* **Stated problem A**:
List every item that the passage on spline approximation explicitly calls a parameter.

* **Passage given**:

If sparsely digitized contours or isolines are used as input, additional points are
computed between each 2 points on a line if the distance between them is greater than
specified dmax. Parameter zmult allows user to rescale the values used for approximation
(useful e.g. for transformation of elevations given in feet to meters, so that the proper
values of slopes and curvatures can be computed).

Regularized spline with tension is used for the approximation. The tension parameter tunes
the character of the resulting surface from thin plate to membrane. Smoothing parameter
smooth controls the deviation between the given points and the resulting surface and it
can be very effective in smoothing noisy data while preserving the geometrical properties
of the surface. With the smoothing parameter set to zero (smooth=0) the resulting surface
passes exactly through the data points (spatial interpolation is performed). When
smoothing parameter is used, it is also possible to output a vector point file devi
containing deviations of the resulting surface from the given data.

* **Information supplied**:
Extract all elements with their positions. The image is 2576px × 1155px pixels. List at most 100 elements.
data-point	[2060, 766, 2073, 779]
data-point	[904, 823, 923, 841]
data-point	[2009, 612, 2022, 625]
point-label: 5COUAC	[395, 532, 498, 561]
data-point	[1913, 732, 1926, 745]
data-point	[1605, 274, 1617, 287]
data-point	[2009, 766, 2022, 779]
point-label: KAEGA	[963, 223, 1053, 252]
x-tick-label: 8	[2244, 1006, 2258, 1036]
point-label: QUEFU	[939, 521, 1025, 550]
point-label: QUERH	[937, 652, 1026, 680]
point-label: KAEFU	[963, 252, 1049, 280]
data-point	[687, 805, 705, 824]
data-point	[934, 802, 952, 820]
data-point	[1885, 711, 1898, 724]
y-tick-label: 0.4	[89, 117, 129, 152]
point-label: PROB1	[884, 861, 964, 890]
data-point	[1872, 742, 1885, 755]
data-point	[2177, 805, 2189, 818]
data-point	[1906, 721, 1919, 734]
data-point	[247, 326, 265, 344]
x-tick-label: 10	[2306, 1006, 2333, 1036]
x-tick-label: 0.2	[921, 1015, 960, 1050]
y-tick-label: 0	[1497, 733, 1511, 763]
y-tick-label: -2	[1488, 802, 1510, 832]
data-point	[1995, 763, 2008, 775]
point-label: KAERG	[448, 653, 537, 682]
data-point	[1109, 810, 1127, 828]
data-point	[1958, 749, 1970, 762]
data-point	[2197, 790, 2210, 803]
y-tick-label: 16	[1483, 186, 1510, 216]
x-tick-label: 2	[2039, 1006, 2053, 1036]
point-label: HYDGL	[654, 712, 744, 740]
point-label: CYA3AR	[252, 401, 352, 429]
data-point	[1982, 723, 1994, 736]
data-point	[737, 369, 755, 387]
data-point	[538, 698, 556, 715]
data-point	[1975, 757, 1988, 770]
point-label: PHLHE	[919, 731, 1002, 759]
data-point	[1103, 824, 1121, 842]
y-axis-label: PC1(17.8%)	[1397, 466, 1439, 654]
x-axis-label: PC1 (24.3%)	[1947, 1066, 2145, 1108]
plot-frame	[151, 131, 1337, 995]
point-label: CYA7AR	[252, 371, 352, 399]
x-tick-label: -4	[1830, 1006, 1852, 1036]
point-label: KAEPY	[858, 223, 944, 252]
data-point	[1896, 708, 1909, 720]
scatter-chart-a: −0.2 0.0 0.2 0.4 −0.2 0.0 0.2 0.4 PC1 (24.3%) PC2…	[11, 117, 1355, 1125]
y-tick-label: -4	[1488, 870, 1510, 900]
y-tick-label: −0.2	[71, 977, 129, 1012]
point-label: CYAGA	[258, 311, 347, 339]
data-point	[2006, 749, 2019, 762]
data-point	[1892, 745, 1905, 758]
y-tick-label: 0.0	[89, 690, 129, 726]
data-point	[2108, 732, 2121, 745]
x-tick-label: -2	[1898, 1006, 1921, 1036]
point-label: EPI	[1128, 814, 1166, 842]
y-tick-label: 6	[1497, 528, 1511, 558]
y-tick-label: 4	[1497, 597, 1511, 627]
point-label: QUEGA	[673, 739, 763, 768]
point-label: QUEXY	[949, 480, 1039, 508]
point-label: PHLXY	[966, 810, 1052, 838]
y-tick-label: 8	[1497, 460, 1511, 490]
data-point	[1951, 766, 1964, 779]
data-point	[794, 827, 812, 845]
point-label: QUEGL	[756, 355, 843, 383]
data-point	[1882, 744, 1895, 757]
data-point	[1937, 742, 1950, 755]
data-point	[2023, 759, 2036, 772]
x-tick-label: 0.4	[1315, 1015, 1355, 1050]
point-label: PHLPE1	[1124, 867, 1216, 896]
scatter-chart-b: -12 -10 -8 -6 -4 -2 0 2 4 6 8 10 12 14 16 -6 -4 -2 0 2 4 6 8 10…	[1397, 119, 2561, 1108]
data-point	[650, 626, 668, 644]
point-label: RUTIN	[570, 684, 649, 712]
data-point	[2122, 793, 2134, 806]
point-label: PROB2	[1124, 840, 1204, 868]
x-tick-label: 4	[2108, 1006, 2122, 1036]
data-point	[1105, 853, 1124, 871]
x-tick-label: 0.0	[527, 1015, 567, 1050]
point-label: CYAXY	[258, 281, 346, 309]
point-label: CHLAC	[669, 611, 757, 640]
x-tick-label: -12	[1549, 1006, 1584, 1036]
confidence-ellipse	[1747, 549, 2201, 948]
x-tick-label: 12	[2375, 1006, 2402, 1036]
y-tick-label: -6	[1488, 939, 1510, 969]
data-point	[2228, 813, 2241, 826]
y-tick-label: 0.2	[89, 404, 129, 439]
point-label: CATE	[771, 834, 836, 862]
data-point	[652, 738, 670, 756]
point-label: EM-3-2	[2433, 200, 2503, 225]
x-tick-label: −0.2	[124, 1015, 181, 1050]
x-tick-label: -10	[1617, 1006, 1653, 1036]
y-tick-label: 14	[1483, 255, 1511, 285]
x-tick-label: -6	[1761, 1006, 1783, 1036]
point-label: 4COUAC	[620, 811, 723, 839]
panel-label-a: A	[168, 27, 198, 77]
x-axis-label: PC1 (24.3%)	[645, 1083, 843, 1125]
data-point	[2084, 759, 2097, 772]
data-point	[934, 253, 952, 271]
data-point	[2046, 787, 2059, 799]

* **Stated problem B**:
Rewrite everything from the first of the rows down to the row containing "1006, 2053, 1036]", with "point-label" replaced by "data-label" throughout and all else left unchanged.

* **Solution A**:
zmult, tension, smooth

* **Solution B**:
Extract all elements with their positions. The image is 2576px × 1155px pixels. List at most 100 elements.
data-point	[2060, 766, 2073, 779]
data-point	[904, 823, 923, 841]
data-point	[2009, 612, 2022, 625]
data-label: 5COUAC	[395, 532, 498, 561]
data-point	[1913, 732, 1926, 745]
data-point	[1605, 274, 1617, 287]
data-point	[2009, 766, 2022, 779]
data-label: KAEGA	[963, 223, 1053, 252]
x-tick-label: 8	[2244, 1006, 2258, 1036]
data-label: QUEFU	[939, 521, 1025, 550]
data-label: QUERH	[937, 652, 1026, 680]
data-label: KAEFU	[963, 252, 1049, 280]
data-point	[687, 805, 705, 824]
data-point	[934, 802, 952, 820]
data-point	[1885, 711, 1898, 724]
y-tick-label: 0.4	[89, 117, 129, 152]
data-label: PROB1	[884, 861, 964, 890]
data-point	[1872, 742, 1885, 755]
data-point	[2177, 805, 2189, 818]
data-point	[1906, 721, 1919, 734]
data-point	[247, 326, 265, 344]
x-tick-label: 10	[2306, 1006, 2333, 1036]
x-tick-label: 0.2	[921, 1015, 960, 1050]
y-tick-label: 0	[1497, 733, 1511, 763]
y-tick-label: -2	[1488, 802, 1510, 832]
data-point	[1995, 763, 2008, 775]
data-label: KAERG	[448, 653, 537, 682]
data-point	[1109, 810, 1127, 828]
data-point	[1958, 749, 1970, 762]
data-point	[2197, 790, 2210, 803]
y-tick-label: 16	[1483, 186, 1510, 216]
x-tick-label: 2	[2039, 1006, 2053, 1036]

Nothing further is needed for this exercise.